• ACTIVITY:
Set the data down again, word for word, as it appears below.

• RECORDS FOR THIS TASK:
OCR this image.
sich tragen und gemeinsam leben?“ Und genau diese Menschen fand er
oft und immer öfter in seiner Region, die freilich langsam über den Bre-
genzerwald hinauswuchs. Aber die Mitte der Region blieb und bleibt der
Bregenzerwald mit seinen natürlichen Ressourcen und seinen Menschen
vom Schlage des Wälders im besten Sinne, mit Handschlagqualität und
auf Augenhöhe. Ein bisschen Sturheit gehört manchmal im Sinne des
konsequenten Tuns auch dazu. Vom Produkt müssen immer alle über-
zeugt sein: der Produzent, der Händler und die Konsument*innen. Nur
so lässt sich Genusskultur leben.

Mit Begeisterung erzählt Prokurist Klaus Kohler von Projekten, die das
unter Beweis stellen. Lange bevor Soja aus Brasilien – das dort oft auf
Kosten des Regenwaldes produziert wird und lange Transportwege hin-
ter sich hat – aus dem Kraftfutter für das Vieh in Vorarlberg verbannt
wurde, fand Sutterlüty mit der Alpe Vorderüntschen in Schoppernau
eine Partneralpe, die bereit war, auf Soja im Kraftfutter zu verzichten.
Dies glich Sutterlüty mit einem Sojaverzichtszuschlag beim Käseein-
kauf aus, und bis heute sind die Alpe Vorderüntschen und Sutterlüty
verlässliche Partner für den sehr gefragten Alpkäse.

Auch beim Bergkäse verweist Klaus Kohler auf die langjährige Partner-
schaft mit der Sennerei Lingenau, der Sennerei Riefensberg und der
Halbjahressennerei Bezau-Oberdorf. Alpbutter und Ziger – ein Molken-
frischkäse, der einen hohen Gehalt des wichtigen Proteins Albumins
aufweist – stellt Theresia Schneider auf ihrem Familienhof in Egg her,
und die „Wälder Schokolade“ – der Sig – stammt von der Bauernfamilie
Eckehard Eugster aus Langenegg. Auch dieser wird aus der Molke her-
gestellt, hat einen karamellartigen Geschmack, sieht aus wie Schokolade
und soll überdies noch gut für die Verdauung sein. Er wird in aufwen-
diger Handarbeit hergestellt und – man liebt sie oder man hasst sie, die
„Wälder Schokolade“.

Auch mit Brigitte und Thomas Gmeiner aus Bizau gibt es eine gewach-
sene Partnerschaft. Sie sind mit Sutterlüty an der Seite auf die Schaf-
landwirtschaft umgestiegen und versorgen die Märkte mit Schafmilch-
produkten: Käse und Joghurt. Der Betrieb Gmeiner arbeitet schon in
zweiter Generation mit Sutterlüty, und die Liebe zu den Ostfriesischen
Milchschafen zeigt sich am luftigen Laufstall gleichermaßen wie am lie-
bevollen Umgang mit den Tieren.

• EXERCISE RESPONSE:
OCR this image.
sich tragen und gemeinsam leben?“ Und genau diese Menschen fand er
oft und immer öfter in seiner Region, die freilich langsam über den Bre-
genzerwald hinauswuchs. Aber die Mitte der Region blieb und bleibt der
Bregenzerwald mit seinen natürlichen Ressourcen und seinen Menschen
vom Schlage des Wälders im besten Sinne, mit Handschlagqualität und
auf Augenhöhe. Ein bisschen Sturheit gehört manchmal im Sinne des
konsequenten Tuns auch dazu. Vom Produkt müssen immer alle über-
zeugt sein: der Produzent, der Händler und die Konsument*innen. Nur
so lässt sich Genusskultur leben.

Mit Begeisterung erzählt Prokurist Klaus Kohler von Projekten, die das
unter Beweis stellen. Lange bevor Soja aus Brasilien – das dort oft auf
Kosten des Regenwaldes produziert wird und lange Transportwege hin-
ter sich hat – aus dem Kraftfutter für das Vieh in Vorarlberg verbannt
wurde, fand Sutterlüty mit der Alpe Vorderüntschen in Schoppernau
eine Partneralpe, die bereit war, auf Soja im Kraftfutter zu verzichten.
Dies glich Sutterlüty mit einem Sojaverzichtszuschlag beim Käseein-
kauf aus, und bis heute sind die Alpe Vorderüntschen und Sutterlüty
verlässliche Partner für den sehr gefragten Alpkäse.

Auch beim Bergkäse verweist Klaus Kohler auf die langjährige Partner-
schaft mit der Sennerei Lingenau, der Sennerei Riefensberg und der
Halbjahressennerei Bezau-Oberdorf. Alpbutter und Ziger – ein Molken-
frischkäse, der einen hohen Gehalt des wichtigen Proteins Albumins
aufweist – stellt Theresia Schneider auf ihrem Familienhof in Egg her,
und die „Wälder Schokolade“ – der Sig – stammt von der Bauernfamilie
Eckehard Eugster aus Langenegg. Auch dieser wird aus der Molke her-
gestellt, hat einen karamellartigen Geschmack, sieht aus wie Schokolade
und soll überdies noch gut für die Verdauung sein. Er wird in aufwen-
diger Handarbeit hergestellt und – man liebt sie oder man hasst sie, die
„Wälder Schokolade“.

Auch mit Brigitte und Thomas Gmeiner aus Bizau gibt es eine gewach-
sene Partnerschaft. Sie sind mit Sutterlüty an der Seite auf die Schaf-
landwirtschaft umgestiegen und versorgen die Märkte mit Schafmilch-
produkten: Käse und Joghurt. Der Betrieb Gmeiner arbeitet schon in
zweiter Generation mit Sutterlüty, und die Liebe zu den Ostfriesischen
Milchschafen zeigt sich am luftigen Laufstall gleichermaßen wie am lie-
bevollen Umgang mit den Tieren.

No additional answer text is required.